Instructions to follow
Rewrite the records from the first line through the line containing "line-ending <box>0 1015 39 1080</box>", replacing "greatly" with "deeply" and leaving everything else unchanged.

[begin Available records]

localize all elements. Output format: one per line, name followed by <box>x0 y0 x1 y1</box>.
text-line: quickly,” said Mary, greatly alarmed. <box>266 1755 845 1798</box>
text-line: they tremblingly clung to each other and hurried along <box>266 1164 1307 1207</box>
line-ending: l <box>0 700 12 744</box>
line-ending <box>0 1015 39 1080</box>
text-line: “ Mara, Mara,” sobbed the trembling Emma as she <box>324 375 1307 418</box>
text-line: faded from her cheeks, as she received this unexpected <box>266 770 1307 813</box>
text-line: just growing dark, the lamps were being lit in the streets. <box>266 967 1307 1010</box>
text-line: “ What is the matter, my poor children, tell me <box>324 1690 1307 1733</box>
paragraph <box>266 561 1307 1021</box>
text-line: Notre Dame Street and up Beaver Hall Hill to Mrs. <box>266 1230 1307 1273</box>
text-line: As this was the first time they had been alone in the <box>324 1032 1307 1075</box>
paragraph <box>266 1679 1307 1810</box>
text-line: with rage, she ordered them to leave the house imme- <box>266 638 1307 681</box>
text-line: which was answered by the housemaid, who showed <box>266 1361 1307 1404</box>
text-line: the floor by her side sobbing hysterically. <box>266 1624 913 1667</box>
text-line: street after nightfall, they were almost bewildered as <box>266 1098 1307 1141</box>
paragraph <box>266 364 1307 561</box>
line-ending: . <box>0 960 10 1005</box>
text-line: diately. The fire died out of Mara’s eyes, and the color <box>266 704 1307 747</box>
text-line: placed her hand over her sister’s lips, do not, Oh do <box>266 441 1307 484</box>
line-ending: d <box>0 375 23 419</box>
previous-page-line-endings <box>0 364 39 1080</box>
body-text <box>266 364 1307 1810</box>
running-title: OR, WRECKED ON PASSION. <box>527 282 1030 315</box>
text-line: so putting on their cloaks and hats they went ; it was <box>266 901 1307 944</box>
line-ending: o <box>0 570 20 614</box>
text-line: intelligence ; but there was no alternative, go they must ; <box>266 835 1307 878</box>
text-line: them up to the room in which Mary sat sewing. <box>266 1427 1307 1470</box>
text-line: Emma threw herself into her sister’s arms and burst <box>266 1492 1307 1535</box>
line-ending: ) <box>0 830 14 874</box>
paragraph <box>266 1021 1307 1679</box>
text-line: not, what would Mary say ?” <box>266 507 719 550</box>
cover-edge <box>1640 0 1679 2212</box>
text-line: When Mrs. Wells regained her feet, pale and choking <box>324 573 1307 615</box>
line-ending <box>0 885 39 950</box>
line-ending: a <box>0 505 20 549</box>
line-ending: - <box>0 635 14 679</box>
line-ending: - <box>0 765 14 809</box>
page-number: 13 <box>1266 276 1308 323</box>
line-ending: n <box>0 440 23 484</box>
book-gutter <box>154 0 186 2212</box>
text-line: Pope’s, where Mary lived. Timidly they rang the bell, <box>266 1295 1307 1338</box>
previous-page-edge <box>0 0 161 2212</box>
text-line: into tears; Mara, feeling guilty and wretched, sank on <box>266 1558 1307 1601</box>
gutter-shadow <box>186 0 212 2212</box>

[end Available records]

Result of this task
localize all elements. Output format: one per line, name followed by <box>x0 y0 x1 y1</box>.
text-line: quickly,” said Mary, deeply alarmed. <box>266 1755 845 1798</box>
text-line: they tremblingly clung to each other and hurried along <box>266 1164 1307 1207</box>
line-ending: l <box>0 700 12 744</box>
line-ending <box>0 1015 39 1080</box>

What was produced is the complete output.